— start of LISTED RECORDS —
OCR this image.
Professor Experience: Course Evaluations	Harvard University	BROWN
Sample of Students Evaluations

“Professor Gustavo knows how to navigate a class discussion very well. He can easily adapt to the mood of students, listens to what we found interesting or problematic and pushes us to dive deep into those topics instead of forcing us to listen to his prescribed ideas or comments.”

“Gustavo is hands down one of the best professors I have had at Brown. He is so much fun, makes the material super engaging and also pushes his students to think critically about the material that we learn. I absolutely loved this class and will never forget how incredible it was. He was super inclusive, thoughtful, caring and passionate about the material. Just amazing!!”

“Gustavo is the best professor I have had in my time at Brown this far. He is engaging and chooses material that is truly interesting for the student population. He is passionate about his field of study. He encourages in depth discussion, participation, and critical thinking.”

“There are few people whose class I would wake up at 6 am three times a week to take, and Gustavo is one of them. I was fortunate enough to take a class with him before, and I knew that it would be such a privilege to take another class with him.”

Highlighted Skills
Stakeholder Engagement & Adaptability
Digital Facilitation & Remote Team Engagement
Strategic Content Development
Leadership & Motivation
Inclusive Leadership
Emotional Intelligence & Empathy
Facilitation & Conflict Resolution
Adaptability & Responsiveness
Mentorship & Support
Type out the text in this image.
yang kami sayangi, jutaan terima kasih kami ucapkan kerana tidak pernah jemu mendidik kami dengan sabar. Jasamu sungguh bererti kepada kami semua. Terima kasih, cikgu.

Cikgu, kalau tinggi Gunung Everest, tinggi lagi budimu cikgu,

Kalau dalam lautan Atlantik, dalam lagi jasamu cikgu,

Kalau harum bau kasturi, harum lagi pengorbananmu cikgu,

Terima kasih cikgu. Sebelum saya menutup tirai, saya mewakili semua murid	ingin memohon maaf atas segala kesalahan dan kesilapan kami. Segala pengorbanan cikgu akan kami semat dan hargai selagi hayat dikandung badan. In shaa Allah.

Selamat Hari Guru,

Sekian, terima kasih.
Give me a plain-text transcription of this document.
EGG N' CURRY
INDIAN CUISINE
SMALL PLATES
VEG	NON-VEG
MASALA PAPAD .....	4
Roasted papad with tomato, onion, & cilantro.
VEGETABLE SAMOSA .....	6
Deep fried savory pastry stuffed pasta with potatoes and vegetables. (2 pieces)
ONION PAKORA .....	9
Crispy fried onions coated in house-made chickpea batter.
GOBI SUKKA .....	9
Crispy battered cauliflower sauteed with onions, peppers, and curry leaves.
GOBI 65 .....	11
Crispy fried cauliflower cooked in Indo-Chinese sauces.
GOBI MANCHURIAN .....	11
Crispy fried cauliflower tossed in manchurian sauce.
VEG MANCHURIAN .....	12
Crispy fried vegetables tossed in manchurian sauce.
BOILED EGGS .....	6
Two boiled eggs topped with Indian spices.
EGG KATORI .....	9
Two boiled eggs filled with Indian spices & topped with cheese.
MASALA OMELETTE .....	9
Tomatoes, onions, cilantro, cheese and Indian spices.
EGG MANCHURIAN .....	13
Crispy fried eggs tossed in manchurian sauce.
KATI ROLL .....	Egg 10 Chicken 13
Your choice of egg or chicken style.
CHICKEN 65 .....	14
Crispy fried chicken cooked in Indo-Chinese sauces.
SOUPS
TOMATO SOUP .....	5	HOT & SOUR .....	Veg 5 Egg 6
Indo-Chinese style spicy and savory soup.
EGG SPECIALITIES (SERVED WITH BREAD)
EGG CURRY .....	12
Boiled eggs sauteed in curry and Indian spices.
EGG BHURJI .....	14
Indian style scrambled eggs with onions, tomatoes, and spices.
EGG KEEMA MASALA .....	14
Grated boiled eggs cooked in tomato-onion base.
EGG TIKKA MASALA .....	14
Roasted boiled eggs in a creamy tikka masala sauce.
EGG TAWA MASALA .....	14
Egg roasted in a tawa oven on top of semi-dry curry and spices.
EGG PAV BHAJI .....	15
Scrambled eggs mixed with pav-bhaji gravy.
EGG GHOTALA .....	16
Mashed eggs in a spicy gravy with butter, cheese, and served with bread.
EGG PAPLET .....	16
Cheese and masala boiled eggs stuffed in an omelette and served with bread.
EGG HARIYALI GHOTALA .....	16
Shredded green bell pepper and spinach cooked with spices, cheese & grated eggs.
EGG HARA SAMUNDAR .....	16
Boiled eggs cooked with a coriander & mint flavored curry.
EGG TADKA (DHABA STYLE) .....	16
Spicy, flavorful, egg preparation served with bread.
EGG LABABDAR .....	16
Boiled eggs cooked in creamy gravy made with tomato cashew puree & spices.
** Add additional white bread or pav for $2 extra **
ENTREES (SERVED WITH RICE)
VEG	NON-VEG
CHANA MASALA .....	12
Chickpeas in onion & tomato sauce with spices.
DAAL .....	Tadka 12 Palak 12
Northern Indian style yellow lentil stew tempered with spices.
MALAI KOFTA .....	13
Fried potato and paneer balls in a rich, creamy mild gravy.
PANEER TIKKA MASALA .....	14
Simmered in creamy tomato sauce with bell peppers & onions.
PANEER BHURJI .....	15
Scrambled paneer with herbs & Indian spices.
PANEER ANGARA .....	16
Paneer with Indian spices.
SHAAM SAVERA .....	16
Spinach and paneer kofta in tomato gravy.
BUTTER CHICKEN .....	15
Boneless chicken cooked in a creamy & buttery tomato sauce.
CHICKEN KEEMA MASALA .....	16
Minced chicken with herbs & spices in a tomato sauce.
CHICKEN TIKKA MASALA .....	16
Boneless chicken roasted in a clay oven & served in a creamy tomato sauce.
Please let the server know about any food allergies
— end of LISTED RECORDS —
• [TASK REQUIREMENTS]:
Look for the word "KEEMA" in every line of the listing and copy the lines that have it.

• [RESULT OF THIS EXERCISE]:
EGG KEEMA MASALA .....	14
CHICKEN KEEMA MASALA .....	16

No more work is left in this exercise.